▶ _Problem requirements_
Sift the material for lines containing "JSON", and return them.

▶ _Data for this exercise_
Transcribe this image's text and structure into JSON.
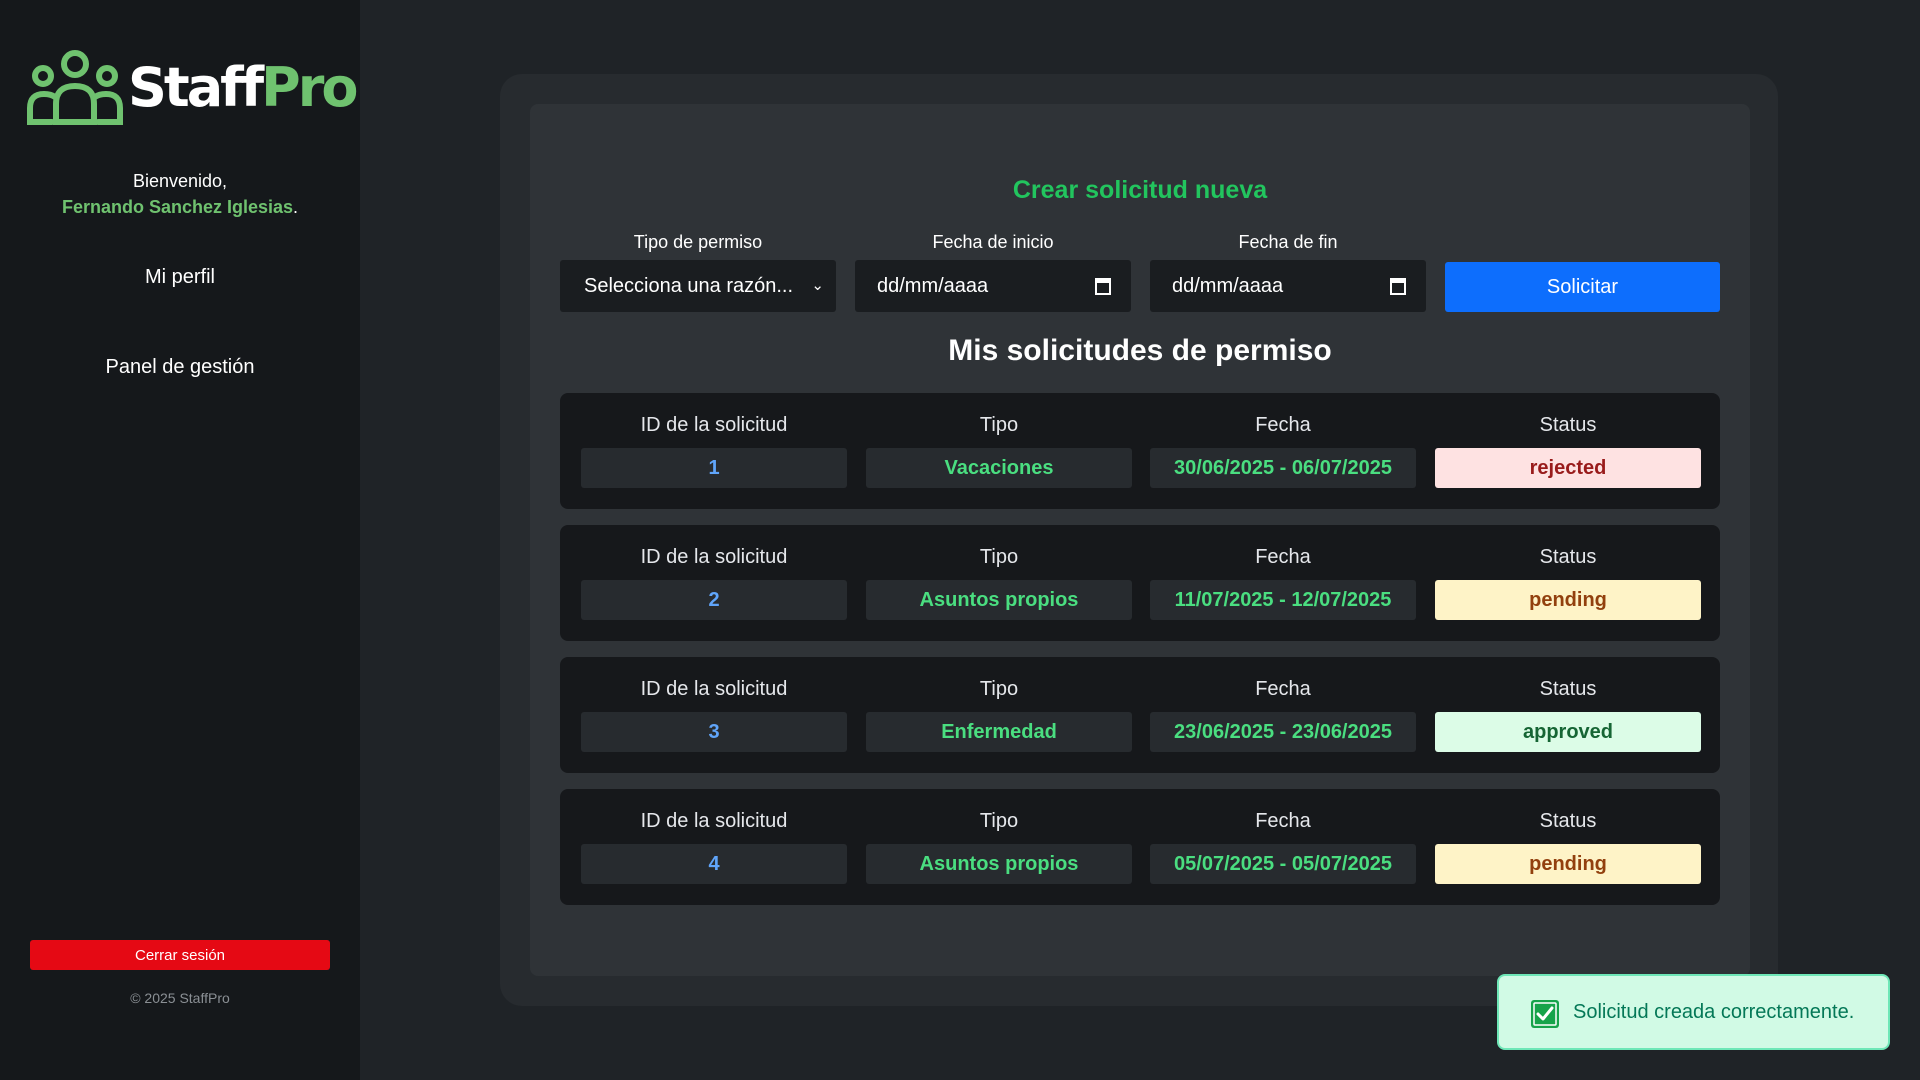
{
  "sidebar": {
    "logo": {
      "part1": "Staff",
      "part2": "Pro"
    },
    "welcome_label": "Bienvenido,",
    "user_name": "Fernando Sanchez Iglesias",
    "user_suffix": ".",
    "nav": [
      {
        "label": "Mi perfil"
      },
      {
        "label": "Panel de gestión"
      }
    ],
    "logout_label": "Cerrar sesión",
    "copyright": "© 2025 StaffPro"
  },
  "form": {
    "title": "Crear solicitud nueva",
    "fields": [
      {
        "label": "Tipo de permiso",
        "value": "Selecciona una razón..."
      },
      {
        "label": "Fecha de inicio",
        "value": "dd/mm/aaaa"
      },
      {
        "label": "Fecha de fin",
        "value": "dd/mm/aaaa"
      }
    ],
    "submit_label": "Solicitar"
  },
  "list": {
    "title": "Mis solicitudes de permiso",
    "columns": [
      "ID de la solicitud",
      "Tipo",
      "Fecha",
      "Status"
    ],
    "rows": [
      {
        "id": "1",
        "type": "Vacaciones",
        "date": "30/06/2025 - 06/07/2025",
        "status": "rejected"
      },
      {
        "id": "2",
        "type": "Asuntos propios",
        "date": "11/07/2025 - 12/07/2025",
        "status": "pending"
      },
      {
        "id": "3",
        "type": "Enfermedad",
        "date": "23/06/2025 - 23/06/2025",
        "status": "approved"
      },
      {
        "id": "4",
        "type": "Asuntos propios",
        "date": "05/07/2025 - 05/07/2025",
        "status": "pending"
      }
    ]
  },
  "toast": {
    "message": "Solicitud creada correctamente.",
    "icon": "check-icon"
  },
  "colors": {
    "accent_green": "#6fc26f",
    "primary_blue": "#0d6efd",
    "danger_red": "#e50914"
  }
}
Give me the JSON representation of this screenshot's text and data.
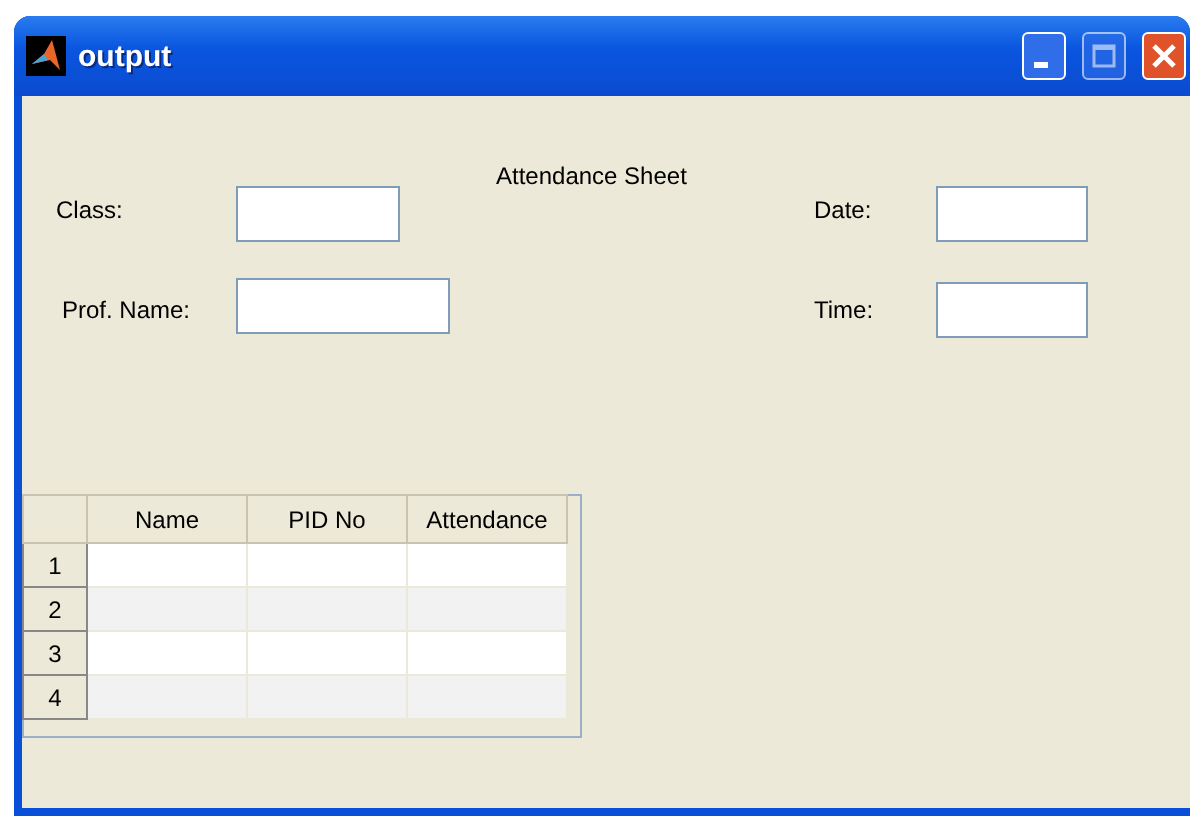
{
  "window": {
    "title": "output"
  },
  "heading": "Attendance Sheet",
  "fields": [
    {
      "label": "Class:"
    },
    {
      "label": "Prof. Name:"
    },
    {
      "label": "Date:"
    },
    {
      "label": "Time:"
    }
  ],
  "table": {
    "columns": [
      "Name",
      "PID No",
      "Attendance"
    ],
    "rows": [
      "1",
      "2",
      "3",
      "4"
    ]
  }
}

▶ _Solution_
Transcribe this image's text and structure into JSON.
Give me the JSON representation of this screenshot's text and data.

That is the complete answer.